# Chart and figure data
== == ==
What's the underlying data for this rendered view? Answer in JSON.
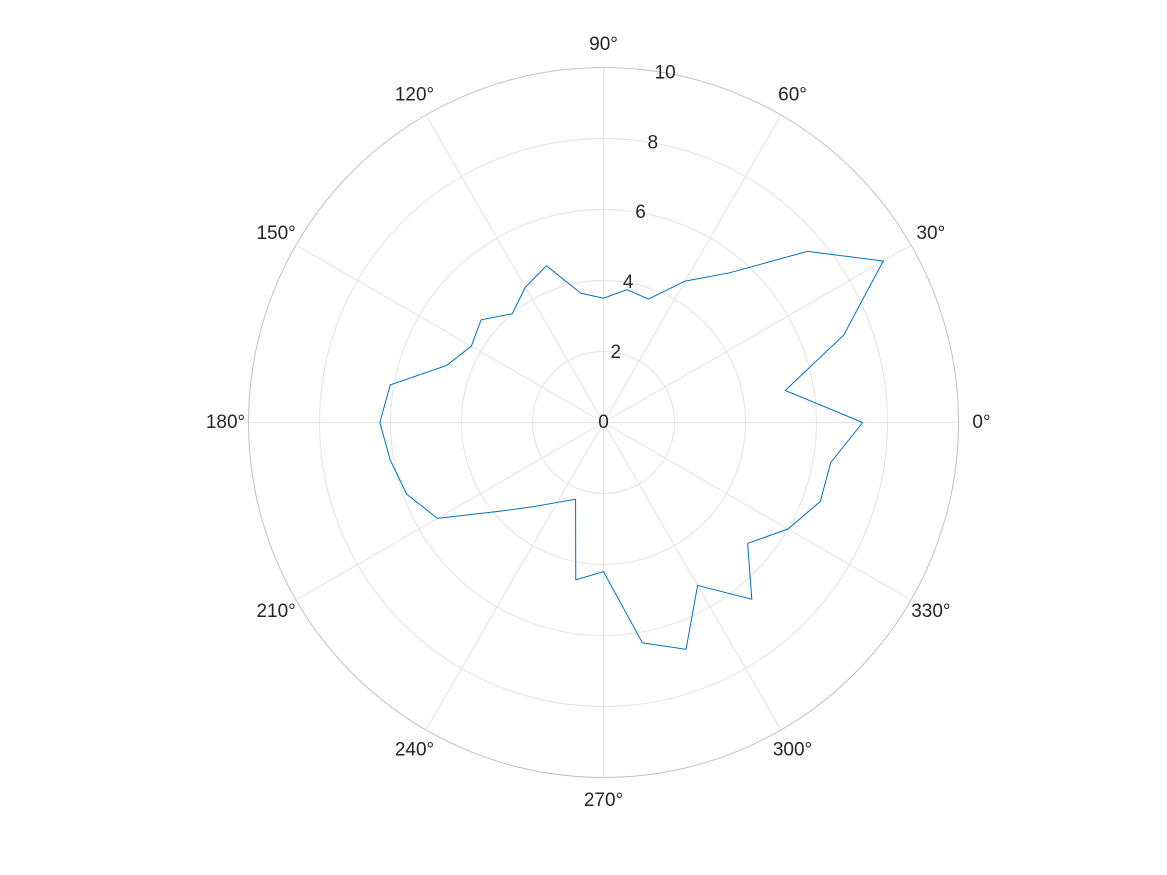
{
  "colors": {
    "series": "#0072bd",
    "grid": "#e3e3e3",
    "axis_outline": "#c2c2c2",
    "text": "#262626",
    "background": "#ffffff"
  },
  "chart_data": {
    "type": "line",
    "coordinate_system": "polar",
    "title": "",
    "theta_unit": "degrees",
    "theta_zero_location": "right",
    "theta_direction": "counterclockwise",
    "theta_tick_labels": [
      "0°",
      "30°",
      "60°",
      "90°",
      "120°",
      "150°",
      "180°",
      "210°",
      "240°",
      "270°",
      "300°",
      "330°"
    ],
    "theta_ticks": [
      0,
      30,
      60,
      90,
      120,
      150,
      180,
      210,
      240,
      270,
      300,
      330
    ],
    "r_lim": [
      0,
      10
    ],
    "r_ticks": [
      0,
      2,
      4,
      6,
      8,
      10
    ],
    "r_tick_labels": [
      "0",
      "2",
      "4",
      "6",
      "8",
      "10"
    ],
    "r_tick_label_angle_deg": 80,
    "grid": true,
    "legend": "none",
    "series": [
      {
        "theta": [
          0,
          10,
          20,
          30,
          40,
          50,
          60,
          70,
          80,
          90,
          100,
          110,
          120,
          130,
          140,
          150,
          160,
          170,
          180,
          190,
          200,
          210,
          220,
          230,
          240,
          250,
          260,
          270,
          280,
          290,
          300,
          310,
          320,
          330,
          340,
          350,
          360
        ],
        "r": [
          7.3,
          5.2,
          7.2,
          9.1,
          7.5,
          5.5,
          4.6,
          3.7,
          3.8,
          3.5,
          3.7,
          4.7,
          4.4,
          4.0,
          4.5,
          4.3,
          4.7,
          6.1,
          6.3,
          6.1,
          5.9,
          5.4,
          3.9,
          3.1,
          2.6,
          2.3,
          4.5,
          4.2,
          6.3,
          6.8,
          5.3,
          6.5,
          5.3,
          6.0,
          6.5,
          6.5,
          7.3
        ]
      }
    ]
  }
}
== == ==
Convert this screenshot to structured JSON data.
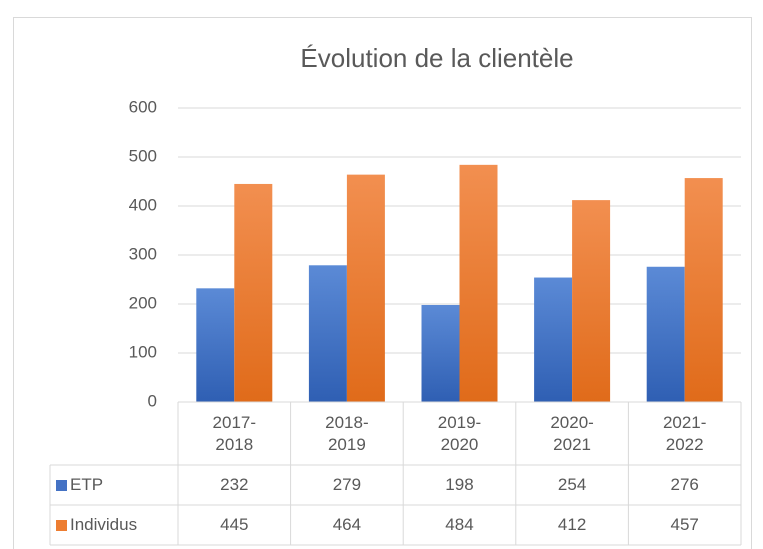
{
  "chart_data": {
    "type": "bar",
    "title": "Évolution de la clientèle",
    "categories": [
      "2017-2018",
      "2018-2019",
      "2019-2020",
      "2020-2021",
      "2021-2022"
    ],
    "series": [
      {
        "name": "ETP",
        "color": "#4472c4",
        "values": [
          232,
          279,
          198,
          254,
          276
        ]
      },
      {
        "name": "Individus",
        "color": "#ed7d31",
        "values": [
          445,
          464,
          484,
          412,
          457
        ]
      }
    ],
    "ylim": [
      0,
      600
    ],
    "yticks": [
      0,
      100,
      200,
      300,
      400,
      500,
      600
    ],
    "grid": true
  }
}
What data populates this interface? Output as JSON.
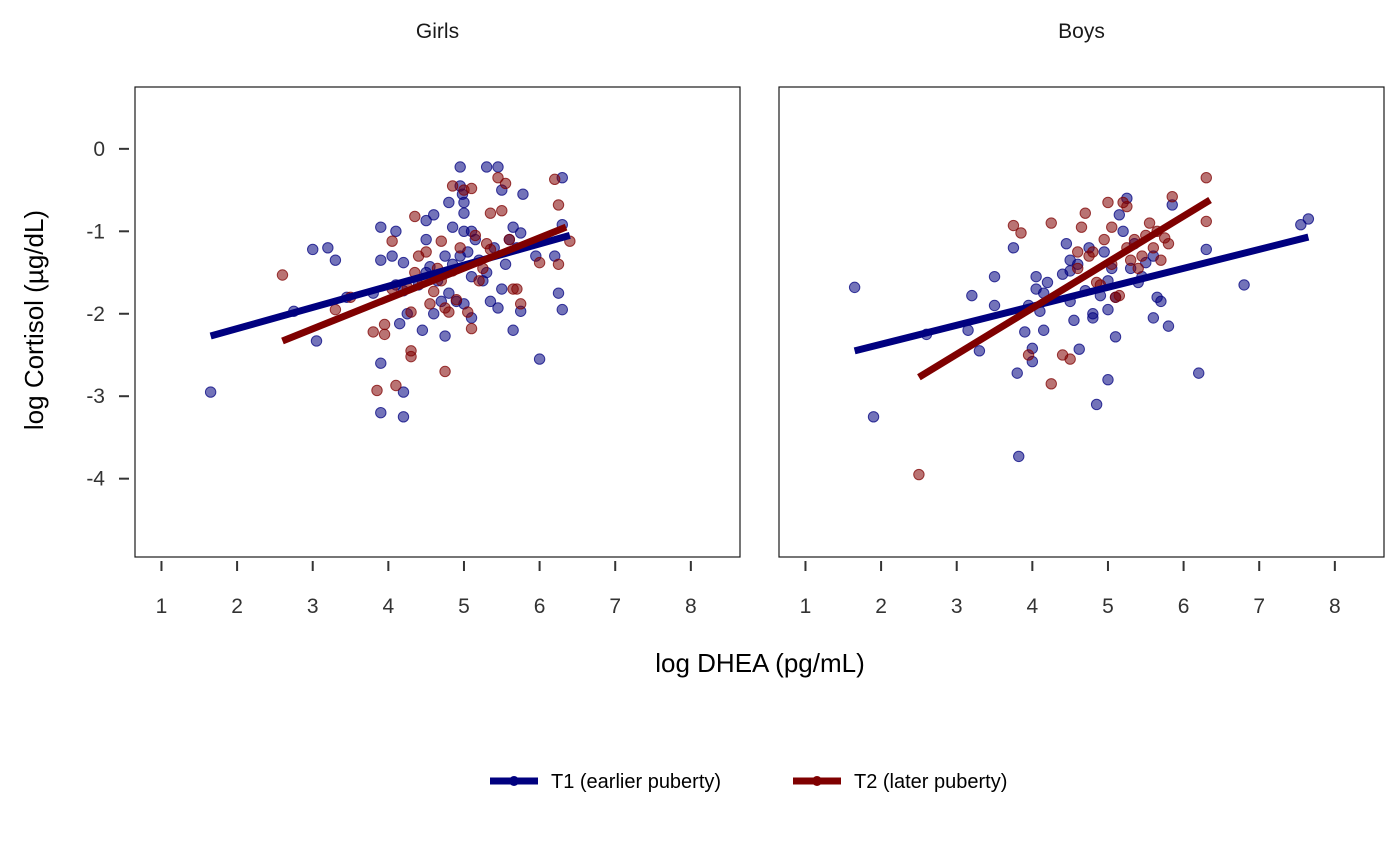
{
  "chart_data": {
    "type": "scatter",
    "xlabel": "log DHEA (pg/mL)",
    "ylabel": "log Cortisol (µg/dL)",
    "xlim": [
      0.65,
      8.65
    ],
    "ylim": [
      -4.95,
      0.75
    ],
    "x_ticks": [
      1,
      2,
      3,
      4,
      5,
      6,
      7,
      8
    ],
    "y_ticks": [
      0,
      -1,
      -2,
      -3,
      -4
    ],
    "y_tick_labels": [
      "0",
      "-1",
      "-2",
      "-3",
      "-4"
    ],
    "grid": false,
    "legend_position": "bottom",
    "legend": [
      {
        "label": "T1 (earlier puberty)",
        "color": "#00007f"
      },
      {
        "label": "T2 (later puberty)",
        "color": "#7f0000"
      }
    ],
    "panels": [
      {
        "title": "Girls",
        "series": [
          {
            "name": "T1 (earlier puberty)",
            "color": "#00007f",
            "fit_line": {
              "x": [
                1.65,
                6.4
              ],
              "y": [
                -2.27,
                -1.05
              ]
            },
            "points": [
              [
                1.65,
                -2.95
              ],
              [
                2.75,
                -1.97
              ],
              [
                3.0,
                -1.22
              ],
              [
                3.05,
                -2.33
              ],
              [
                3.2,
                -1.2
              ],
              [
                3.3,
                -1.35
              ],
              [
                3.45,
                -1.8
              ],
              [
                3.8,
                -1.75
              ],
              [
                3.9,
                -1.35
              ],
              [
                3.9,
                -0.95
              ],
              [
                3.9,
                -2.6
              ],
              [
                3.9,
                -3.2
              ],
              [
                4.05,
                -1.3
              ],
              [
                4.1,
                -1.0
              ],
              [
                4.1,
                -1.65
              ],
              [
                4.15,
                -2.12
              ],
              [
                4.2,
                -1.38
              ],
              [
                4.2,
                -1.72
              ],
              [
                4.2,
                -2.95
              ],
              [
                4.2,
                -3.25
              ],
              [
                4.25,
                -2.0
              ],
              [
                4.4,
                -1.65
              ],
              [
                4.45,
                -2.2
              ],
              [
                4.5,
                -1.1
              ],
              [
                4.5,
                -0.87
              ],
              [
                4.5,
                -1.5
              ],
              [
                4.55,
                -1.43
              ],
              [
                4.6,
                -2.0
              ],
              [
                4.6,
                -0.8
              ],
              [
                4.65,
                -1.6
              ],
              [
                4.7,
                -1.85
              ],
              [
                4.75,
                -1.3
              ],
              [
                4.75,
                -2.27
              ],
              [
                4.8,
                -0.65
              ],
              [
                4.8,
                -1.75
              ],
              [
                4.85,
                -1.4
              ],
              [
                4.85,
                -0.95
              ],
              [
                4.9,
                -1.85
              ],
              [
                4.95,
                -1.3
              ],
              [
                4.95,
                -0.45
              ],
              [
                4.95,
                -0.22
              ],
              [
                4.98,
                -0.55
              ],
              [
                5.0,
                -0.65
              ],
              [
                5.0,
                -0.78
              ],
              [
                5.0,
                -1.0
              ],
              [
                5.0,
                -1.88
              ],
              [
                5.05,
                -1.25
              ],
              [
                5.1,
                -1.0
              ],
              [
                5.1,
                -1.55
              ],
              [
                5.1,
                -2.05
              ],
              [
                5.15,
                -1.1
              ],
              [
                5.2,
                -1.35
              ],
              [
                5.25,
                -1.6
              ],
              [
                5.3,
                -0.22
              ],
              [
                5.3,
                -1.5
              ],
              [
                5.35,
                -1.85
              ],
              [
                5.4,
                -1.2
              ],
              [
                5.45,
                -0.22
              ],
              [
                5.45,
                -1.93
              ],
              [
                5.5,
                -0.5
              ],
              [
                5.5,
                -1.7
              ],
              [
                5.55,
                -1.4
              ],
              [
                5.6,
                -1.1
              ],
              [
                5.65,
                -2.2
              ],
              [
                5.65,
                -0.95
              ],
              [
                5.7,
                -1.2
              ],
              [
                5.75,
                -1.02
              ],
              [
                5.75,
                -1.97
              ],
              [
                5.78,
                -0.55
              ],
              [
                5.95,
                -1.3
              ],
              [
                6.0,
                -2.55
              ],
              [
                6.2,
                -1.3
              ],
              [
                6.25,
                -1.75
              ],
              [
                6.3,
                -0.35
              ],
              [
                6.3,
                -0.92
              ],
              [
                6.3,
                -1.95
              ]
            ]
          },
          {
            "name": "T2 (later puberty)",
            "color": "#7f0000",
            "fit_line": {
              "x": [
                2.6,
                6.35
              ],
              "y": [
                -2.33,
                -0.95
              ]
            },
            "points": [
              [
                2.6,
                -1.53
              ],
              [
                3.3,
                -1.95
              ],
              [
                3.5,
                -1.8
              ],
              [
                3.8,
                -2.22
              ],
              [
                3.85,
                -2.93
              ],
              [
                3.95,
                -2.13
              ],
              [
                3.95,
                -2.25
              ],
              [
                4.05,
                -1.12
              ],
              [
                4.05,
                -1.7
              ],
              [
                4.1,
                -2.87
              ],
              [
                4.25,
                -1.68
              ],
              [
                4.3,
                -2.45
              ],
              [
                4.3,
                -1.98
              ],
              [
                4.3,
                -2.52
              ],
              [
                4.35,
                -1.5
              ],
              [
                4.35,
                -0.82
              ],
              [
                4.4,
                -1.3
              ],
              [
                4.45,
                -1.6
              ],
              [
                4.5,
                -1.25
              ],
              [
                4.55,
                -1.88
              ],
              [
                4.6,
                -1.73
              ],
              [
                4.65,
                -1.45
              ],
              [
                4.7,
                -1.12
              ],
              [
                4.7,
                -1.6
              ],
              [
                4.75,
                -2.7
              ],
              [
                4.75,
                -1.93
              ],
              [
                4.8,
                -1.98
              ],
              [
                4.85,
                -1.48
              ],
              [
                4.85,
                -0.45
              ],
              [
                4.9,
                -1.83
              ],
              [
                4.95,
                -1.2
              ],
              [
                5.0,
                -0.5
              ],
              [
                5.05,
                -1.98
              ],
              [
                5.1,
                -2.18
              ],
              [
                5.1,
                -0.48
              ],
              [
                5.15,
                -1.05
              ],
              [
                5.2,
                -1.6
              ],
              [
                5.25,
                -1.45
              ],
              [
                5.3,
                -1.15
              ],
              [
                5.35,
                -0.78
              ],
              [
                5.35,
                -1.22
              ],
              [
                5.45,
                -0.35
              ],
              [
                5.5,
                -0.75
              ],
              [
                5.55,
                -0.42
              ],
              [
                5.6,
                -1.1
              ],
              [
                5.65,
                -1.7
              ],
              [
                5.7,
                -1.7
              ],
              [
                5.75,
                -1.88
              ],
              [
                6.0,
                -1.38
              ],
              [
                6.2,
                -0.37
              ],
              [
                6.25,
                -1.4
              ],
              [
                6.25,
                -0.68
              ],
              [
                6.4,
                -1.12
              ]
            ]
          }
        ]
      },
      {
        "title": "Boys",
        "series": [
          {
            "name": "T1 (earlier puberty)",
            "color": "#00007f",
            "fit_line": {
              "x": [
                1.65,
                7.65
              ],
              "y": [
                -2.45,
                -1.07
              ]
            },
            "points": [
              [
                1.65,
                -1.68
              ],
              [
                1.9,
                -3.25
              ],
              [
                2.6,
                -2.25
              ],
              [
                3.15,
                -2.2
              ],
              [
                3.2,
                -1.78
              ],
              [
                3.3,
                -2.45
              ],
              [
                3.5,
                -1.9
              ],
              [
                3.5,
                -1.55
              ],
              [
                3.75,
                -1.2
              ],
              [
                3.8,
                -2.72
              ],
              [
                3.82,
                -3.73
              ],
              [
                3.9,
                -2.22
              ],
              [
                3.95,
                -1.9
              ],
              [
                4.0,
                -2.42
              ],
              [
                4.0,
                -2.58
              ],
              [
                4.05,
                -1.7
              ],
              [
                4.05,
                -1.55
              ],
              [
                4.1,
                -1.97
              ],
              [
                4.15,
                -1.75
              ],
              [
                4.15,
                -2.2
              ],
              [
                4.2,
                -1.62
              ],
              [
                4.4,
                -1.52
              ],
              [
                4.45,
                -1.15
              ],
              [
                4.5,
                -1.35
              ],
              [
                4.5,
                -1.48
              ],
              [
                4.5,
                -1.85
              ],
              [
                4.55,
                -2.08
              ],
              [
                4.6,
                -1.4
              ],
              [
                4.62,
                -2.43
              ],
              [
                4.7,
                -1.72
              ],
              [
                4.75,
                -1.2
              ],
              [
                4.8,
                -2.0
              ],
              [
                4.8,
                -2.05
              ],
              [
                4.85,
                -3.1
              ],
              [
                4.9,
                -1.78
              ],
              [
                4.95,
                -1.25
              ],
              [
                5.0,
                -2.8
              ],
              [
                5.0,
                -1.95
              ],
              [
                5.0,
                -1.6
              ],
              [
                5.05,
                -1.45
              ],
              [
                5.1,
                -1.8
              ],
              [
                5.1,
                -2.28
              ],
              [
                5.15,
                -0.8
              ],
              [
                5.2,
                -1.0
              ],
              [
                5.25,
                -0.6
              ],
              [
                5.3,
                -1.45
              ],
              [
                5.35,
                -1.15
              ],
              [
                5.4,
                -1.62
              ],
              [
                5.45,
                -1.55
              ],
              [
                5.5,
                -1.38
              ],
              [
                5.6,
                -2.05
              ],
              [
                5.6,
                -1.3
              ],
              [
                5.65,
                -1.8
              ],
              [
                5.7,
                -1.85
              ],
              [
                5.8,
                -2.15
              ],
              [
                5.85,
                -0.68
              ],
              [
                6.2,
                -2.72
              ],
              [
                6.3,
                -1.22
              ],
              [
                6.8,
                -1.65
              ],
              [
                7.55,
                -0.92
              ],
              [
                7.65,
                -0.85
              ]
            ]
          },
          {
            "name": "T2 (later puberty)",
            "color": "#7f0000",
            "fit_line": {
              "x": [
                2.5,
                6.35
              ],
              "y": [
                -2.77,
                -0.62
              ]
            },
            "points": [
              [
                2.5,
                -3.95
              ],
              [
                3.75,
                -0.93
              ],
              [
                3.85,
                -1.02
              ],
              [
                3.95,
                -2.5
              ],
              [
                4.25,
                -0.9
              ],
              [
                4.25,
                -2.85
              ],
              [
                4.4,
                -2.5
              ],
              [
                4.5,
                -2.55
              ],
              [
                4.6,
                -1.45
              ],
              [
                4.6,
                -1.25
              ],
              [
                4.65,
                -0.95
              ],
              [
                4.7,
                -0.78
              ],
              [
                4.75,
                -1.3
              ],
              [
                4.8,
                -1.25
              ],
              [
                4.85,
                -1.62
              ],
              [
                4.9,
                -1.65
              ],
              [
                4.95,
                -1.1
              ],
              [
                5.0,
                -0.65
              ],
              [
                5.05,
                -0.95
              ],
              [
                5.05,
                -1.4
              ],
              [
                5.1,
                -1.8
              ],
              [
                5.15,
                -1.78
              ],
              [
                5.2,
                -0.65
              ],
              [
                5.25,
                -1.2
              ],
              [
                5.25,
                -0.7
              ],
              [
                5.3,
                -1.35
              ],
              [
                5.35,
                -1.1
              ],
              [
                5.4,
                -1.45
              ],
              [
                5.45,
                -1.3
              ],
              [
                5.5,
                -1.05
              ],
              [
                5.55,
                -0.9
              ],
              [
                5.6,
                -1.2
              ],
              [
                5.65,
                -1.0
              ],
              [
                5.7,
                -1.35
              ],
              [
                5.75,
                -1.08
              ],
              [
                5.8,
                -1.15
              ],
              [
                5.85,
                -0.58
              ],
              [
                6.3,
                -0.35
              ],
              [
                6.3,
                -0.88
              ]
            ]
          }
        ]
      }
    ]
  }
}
== == ==
# INSTRUCTIONS FOR THE TASK
Identify each line containing the string "JSON" and copy it out.

# IN RESPONSE
What's the underlying data for this rendered view? Answer in JSON.
Convert this screenshot to structured JSON data.
What data populates this interface? Output as JSON.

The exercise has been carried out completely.